# Exercise task
Reproduce every entry in the listing without alteration.
=-=-=
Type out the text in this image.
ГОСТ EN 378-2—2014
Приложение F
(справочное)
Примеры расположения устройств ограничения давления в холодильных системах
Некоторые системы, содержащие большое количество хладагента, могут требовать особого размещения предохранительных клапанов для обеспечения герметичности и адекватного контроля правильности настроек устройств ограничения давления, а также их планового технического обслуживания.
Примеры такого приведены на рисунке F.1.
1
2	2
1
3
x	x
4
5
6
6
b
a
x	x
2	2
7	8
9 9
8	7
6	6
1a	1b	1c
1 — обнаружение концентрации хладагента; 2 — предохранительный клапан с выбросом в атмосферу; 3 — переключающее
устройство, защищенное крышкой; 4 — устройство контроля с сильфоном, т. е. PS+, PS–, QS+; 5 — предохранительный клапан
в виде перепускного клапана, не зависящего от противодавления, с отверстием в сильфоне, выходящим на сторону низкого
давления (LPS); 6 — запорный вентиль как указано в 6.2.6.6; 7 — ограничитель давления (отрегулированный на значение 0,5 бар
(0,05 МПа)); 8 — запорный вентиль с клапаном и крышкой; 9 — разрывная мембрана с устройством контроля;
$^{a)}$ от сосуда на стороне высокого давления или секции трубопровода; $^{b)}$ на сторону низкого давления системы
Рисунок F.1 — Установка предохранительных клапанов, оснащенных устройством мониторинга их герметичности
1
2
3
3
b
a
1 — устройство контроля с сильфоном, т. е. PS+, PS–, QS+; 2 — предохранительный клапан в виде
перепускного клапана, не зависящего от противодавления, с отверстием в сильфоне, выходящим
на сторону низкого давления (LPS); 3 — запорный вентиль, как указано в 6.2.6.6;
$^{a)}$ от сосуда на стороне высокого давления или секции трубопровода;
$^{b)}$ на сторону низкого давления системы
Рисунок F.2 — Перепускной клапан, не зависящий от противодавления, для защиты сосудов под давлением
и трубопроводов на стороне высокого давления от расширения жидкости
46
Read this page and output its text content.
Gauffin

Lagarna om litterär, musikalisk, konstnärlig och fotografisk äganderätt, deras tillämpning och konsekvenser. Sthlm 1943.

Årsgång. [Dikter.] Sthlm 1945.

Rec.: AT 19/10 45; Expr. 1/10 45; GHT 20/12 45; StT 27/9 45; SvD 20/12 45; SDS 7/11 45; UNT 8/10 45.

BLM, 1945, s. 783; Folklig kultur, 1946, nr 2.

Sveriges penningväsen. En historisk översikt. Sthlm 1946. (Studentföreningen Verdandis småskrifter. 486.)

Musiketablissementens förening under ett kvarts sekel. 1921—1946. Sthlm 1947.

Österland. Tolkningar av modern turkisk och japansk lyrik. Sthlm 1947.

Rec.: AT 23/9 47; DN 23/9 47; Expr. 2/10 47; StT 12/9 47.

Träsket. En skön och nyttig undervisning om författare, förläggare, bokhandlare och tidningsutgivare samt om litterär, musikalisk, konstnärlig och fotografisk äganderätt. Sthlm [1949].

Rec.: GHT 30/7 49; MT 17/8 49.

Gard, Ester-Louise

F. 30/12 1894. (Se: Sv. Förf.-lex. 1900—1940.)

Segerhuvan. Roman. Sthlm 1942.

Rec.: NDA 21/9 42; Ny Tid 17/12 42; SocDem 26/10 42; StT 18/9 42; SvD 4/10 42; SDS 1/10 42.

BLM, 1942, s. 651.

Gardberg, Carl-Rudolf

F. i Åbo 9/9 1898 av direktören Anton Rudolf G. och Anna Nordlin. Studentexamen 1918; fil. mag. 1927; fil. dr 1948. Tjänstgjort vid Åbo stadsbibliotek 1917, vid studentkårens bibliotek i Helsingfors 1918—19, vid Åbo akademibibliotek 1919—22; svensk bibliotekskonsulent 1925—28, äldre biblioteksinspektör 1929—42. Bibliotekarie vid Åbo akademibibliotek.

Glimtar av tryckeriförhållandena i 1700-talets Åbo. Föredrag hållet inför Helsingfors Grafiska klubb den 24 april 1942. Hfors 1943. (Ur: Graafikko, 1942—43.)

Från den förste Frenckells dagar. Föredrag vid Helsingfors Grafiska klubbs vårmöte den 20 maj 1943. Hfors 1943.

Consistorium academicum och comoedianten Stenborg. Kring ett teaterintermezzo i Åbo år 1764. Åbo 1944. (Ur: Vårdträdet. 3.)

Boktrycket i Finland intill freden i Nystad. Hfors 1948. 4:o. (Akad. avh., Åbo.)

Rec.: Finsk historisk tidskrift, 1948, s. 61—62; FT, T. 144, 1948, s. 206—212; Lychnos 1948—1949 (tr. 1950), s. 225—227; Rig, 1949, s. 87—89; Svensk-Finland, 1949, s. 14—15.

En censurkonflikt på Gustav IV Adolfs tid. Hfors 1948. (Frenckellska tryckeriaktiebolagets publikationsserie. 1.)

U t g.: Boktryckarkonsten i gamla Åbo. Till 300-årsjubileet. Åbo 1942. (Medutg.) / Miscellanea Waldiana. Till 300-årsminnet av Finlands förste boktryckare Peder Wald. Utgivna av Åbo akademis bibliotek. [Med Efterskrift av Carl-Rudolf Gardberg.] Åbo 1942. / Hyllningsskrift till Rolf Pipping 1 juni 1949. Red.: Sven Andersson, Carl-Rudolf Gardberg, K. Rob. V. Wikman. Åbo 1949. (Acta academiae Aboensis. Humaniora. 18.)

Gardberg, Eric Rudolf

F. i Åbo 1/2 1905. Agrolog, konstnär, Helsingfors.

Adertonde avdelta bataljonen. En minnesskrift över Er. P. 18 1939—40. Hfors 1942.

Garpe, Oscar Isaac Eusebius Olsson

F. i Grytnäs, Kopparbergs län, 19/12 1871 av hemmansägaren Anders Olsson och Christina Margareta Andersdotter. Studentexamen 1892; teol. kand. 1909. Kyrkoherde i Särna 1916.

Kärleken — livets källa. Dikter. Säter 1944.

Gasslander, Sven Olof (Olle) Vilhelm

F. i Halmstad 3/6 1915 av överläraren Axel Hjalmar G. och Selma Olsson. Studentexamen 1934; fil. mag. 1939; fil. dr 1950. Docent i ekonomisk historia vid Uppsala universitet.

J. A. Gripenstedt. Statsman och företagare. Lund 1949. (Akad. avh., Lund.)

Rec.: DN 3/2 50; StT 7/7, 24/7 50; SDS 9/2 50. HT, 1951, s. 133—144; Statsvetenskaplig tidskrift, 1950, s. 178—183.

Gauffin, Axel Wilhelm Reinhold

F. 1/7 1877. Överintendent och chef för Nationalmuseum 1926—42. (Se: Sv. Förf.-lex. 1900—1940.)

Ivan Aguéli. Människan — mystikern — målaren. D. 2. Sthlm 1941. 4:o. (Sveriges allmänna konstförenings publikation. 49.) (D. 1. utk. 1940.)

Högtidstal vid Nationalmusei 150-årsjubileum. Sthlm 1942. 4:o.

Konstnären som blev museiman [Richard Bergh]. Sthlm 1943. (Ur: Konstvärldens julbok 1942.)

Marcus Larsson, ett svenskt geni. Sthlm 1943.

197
=-=-=
# Task response
Type out the text in this image.
ГОСТ EN 378-2—2014
Приложение F
(справочное)
Примеры расположения устройств ограничения давления в холодильных системах
Некоторые системы, содержащие большое количество хладагента, могут требовать особого размещения предохранительных клапанов для обеспечения герметичности и адекватного контроля правильности настроек устройств ограничения давления, а также их планового технического обслуживания.
Примеры такого приведены на рисунке F.1.
1
2	2
1
3
x	x
4
5
6
6
b
a
x	x
2	2
7	8
9 9
8	7
6	6
1a	1b	1c
1 — обнаружение концентрации хладагента; 2 — предохранительный клапан с выбросом в атмосферу; 3 — переключающее
устройство, защищенное крышкой; 4 — устройство контроля с сильфоном, т. е. PS+, PS–, QS+; 5 — предохранительный клапан
в виде перепускного клапана, не зависящего от противодавления, с отверстием в сильфоне, выходящим на сторону низкого
давления (LPS); 6 — запорный вентиль как указано в 6.2.6.6; 7 — ограничитель давления (отрегулированный на значение 0,5 бар
(0,05 МПа)); 8 — запорный вентиль с клапаном и крышкой; 9 — разрывная мембрана с устройством контроля;
$^{a)}$ от сосуда на стороне высокого давления или секции трубопровода; $^{b)}$ на сторону низкого давления системы
Рисунок F.1 — Установка предохранительных клапанов, оснащенных устройством мониторинга их герметичности
1
2
3
3
b
a
1 — устройство контроля с сильфоном, т. е. PS+, PS–, QS+; 2 — предохранительный клапан в виде
перепускного клапана, не зависящего от противодавления, с отверстием в сильфоне, выходящим
на сторону низкого давления (LPS); 3 — запорный вентиль, как указано в 6.2.6.6;
$^{a)}$ от сосуда на стороне высокого давления или секции трубопровода;
$^{b)}$ на сторону низкого давления системы
Рисунок F.2 — Перепускной клапан, не зависящий от противодавления, для защиты сосудов под давлением
и трубопроводов на стороне высокого давления от расширения жидкости
46
Read this page and output its text content.
Gauffin

Lagarna om litterär, musikalisk, konstnärlig och fotografisk äganderätt, deras tillämpning och konsekvenser. Sthlm 1943.

Årsgång. [Dikter.] Sthlm 1945.

Rec.: AT 19/10 45; Expr. 1/10 45; GHT 20/12 45; StT 27/9 45; SvD 20/12 45; SDS 7/11 45; UNT 8/10 45.

BLM, 1945, s. 783; Folklig kultur, 1946, nr 2.

Sveriges penningväsen. En historisk översikt. Sthlm 1946. (Studentföreningen Verdandis småskrifter. 486.)

Musiketablissementens förening under ett kvarts sekel. 1921—1946. Sthlm 1947.

Österland. Tolkningar av modern turkisk och japansk lyrik. Sthlm 1947.

Rec.: AT 23/9 47; DN 23/9 47; Expr. 2/10 47; StT 12/9 47.

Träsket. En skön och nyttig undervisning om författare, förläggare, bokhandlare och tidningsutgivare samt om litterär, musikalisk, konstnärlig och fotografisk äganderätt. Sthlm [1949].

Rec.: GHT 30/7 49; MT 17/8 49.

Gard, Ester-Louise

F. 30/12 1894. (Se: Sv. Förf.-lex. 1900—1940.)

Segerhuvan. Roman. Sthlm 1942.

Rec.: NDA 21/9 42; Ny Tid 17/12 42; SocDem 26/10 42; StT 18/9 42; SvD 4/10 42; SDS 1/10 42.

BLM, 1942, s. 651.

Gardberg, Carl-Rudolf

F. i Åbo 9/9 1898 av direktören Anton Rudolf G. och Anna Nordlin. Studentexamen 1918; fil. mag. 1927; fil. dr 1948. Tjänstgjort vid Åbo stadsbibliotek 1917, vid studentkårens bibliotek i Helsingfors 1918—19, vid Åbo akademibibliotek 1919—22; svensk bibliotekskonsulent 1925—28, äldre biblioteksinspektör 1929—42. Bibliotekarie vid Åbo akademibibliotek.

Glimtar av tryckeriförhållandena i 1700-talets Åbo. Föredrag hållet inför Helsingfors Grafiska klubb den 24 april 1942. Hfors 1943. (Ur: Graafikko, 1942—43.)

Från den förste Frenckells dagar. Föredrag vid Helsingfors Grafiska klubbs vårmöte den 20 maj 1943. Hfors 1943.

Consistorium academicum och comoedianten Stenborg. Kring ett teaterintermezzo i Åbo år 1764. Åbo 1944. (Ur: Vårdträdet. 3.)

Boktrycket i Finland intill freden i Nystad. Hfors 1948. 4:o. (Akad. avh., Åbo.)

Rec.: Finsk historisk tidskrift, 1948, s. 61—62; FT, T. 144, 1948, s. 206—212; Lychnos 1948—1949 (tr. 1950), s. 225—227; Rig, 1949, s. 87—89; Svensk-Finland, 1949, s. 14—15.

En censurkonflikt på Gustav IV Adolfs tid. Hfors 1948. (Frenckellska tryckeriaktiebolagets publikationsserie. 1.)

U t g.: Boktryckarkonsten i gamla Åbo. Till 300-årsjubileet. Åbo 1942. (Medutg.) / Miscellanea Waldiana. Till 300-årsminnet av Finlands förste boktryckare Peder Wald. Utgivna av Åbo akademis bibliotek. [Med Efterskrift av Carl-Rudolf Gardberg.] Åbo 1942. / Hyllningsskrift till Rolf Pipping 1 juni 1949. Red.: Sven Andersson, Carl-Rudolf Gardberg, K. Rob. V. Wikman. Åbo 1949. (Acta academiae Aboensis. Humaniora. 18.)

Gardberg, Eric Rudolf

F. i Åbo 1/2 1905. Agrolog, konstnär, Helsingfors.

Adertonde avdelta bataljonen. En minnesskrift över Er. P. 18 1939—40. Hfors 1942.

Garpe, Oscar Isaac Eusebius Olsson

F. i Grytnäs, Kopparbergs län, 19/12 1871 av hemmansägaren Anders Olsson och Christina Margareta Andersdotter. Studentexamen 1892; teol. kand. 1909. Kyrkoherde i Särna 1916.

Kärleken — livets källa. Dikter. Säter 1944.

Gasslander, Sven Olof (Olle) Vilhelm

F. i Halmstad 3/6 1915 av överläraren Axel Hjalmar G. och Selma Olsson. Studentexamen 1934; fil. mag. 1939; fil. dr 1950. Docent i ekonomisk historia vid Uppsala universitet.

J. A. Gripenstedt. Statsman och företagare. Lund 1949. (Akad. avh., Lund.)

Rec.: DN 3/2 50; StT 7/7, 24/7 50; SDS 9/2 50. HT, 1951, s. 133—144; Statsvetenskaplig tidskrift, 1950, s. 178—183.

Gauffin, Axel Wilhelm Reinhold

F. 1/7 1877. Överintendent och chef för Nationalmuseum 1926—42. (Se: Sv. Förf.-lex. 1900—1940.)

Ivan Aguéli. Människan — mystikern — målaren. D. 2. Sthlm 1941. 4:o. (Sveriges allmänna konstförenings publikation. 49.) (D. 1. utk. 1940.)

Högtidstal vid Nationalmusei 150-årsjubileum. Sthlm 1942. 4:o.

Konstnären som blev museiman [Richard Bergh]. Sthlm 1943. (Ur: Konstvärldens julbok 1942.)

Marcus Larsson, ett svenskt geni. Sthlm 1943.

197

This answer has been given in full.